### SUPPLIED ENTRIES
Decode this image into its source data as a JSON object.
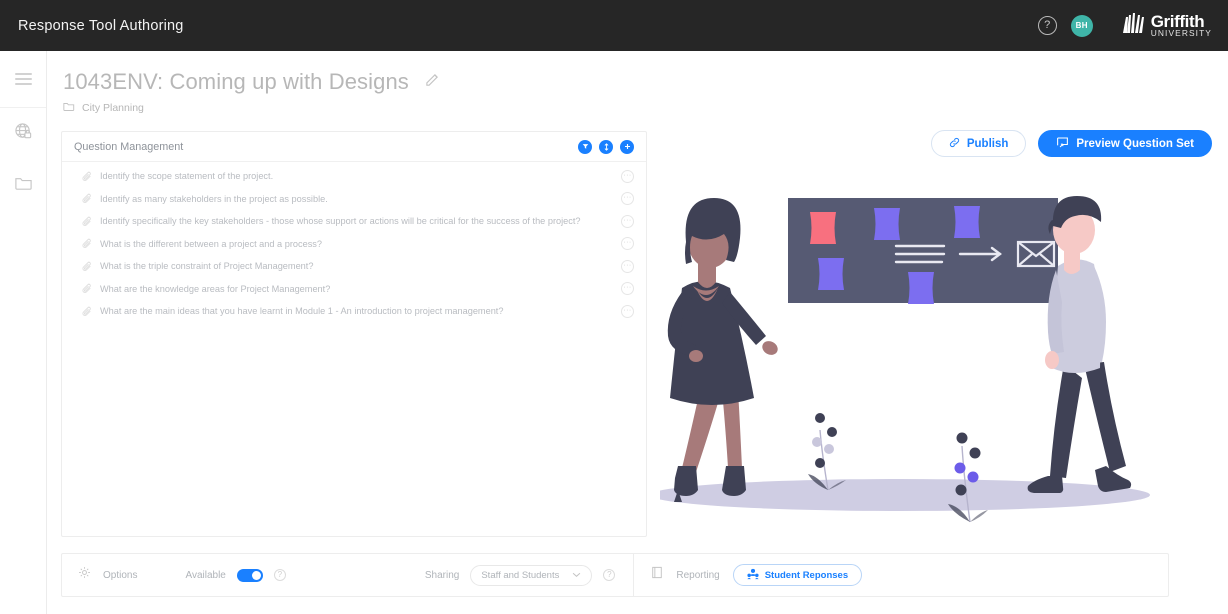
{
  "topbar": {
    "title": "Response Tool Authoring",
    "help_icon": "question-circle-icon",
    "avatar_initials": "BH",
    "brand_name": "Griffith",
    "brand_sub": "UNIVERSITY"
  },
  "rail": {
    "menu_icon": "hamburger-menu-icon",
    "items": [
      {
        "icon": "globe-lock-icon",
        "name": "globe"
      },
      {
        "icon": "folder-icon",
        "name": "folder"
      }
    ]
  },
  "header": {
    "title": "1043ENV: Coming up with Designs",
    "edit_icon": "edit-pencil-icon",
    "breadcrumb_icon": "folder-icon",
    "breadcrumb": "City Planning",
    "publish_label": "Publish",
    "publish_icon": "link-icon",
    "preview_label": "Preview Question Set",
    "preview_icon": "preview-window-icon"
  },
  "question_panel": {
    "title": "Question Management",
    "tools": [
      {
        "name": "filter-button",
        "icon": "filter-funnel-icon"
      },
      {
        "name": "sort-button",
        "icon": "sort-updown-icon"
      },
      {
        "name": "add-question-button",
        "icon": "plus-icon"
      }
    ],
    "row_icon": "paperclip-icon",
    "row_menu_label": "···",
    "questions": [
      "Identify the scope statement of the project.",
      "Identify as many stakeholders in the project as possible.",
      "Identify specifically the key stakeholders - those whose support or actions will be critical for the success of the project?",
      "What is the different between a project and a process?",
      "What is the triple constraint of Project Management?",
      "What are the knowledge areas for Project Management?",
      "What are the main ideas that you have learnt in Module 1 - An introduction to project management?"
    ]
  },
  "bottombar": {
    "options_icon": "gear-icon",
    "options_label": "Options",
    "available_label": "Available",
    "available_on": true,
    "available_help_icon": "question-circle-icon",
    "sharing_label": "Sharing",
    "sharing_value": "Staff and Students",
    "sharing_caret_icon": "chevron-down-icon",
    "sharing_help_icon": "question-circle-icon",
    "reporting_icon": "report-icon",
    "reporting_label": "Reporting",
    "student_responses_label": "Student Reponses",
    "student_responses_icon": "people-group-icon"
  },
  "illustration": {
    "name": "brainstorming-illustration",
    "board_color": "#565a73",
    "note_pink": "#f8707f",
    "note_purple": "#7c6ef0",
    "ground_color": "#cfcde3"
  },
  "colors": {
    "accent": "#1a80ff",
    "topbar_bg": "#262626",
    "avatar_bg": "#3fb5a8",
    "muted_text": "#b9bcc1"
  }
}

### TASK DETAILS
Leave every image out, and retype the material exactly.

### COMPLETED EXERCISE
Decode this image into its source data as a JSON object.
{
  "topbar": {
    "title": "Response Tool Authoring",
    "help_icon": "question-circle-icon",
    "avatar_initials": "BH",
    "brand_name": "Griffith",
    "brand_sub": "UNIVERSITY"
  },
  "rail": {
    "menu_icon": "hamburger-menu-icon",
    "items": [
      {
        "icon": "globe-lock-icon",
        "name": "globe"
      },
      {
        "icon": "folder-icon",
        "name": "folder"
      }
    ]
  },
  "header": {
    "title": "1043ENV: Coming up with Designs",
    "edit_icon": "edit-pencil-icon",
    "breadcrumb_icon": "folder-icon",
    "breadcrumb": "City Planning",
    "publish_label": "Publish",
    "publish_icon": "link-icon",
    "preview_label": "Preview Question Set",
    "preview_icon": "preview-window-icon"
  },
  "question_panel": {
    "title": "Question Management",
    "tools": [
      {
        "name": "filter-button",
        "icon": "filter-funnel-icon"
      },
      {
        "name": "sort-button",
        "icon": "sort-updown-icon"
      },
      {
        "name": "add-question-button",
        "icon": "plus-icon"
      }
    ],
    "row_icon": "paperclip-icon",
    "row_menu_label": "···",
    "questions": [
      "Identify the scope statement of the project.",
      "Identify as many stakeholders in the project as possible.",
      "Identify specifically the key stakeholders - those whose support or actions will be critical for the success of the project?",
      "What is the different between a project and a process?",
      "What is the triple constraint of Project Management?",
      "What are the knowledge areas for Project Management?",
      "What are the main ideas that you have learnt in Module 1 - An introduction to project management?"
    ]
  },
  "bottombar": {
    "options_icon": "gear-icon",
    "options_label": "Options",
    "available_label": "Available",
    "available_on": true,
    "available_help_icon": "question-circle-icon",
    "sharing_label": "Sharing",
    "sharing_value": "Staff and Students",
    "sharing_caret_icon": "chevron-down-icon",
    "sharing_help_icon": "question-circle-icon",
    "reporting_icon": "report-icon",
    "reporting_label": "Reporting",
    "student_responses_label": "Student Reponses",
    "student_responses_icon": "people-group-icon"
  },
  "illustration": {
    "name": "brainstorming-illustration",
    "board_color": "#565a73",
    "note_pink": "#f8707f",
    "note_purple": "#7c6ef0",
    "ground_color": "#cfcde3"
  },
  "colors": {
    "accent": "#1a80ff",
    "topbar_bg": "#262626",
    "avatar_bg": "#3fb5a8",
    "muted_text": "#b9bcc1"
  }
}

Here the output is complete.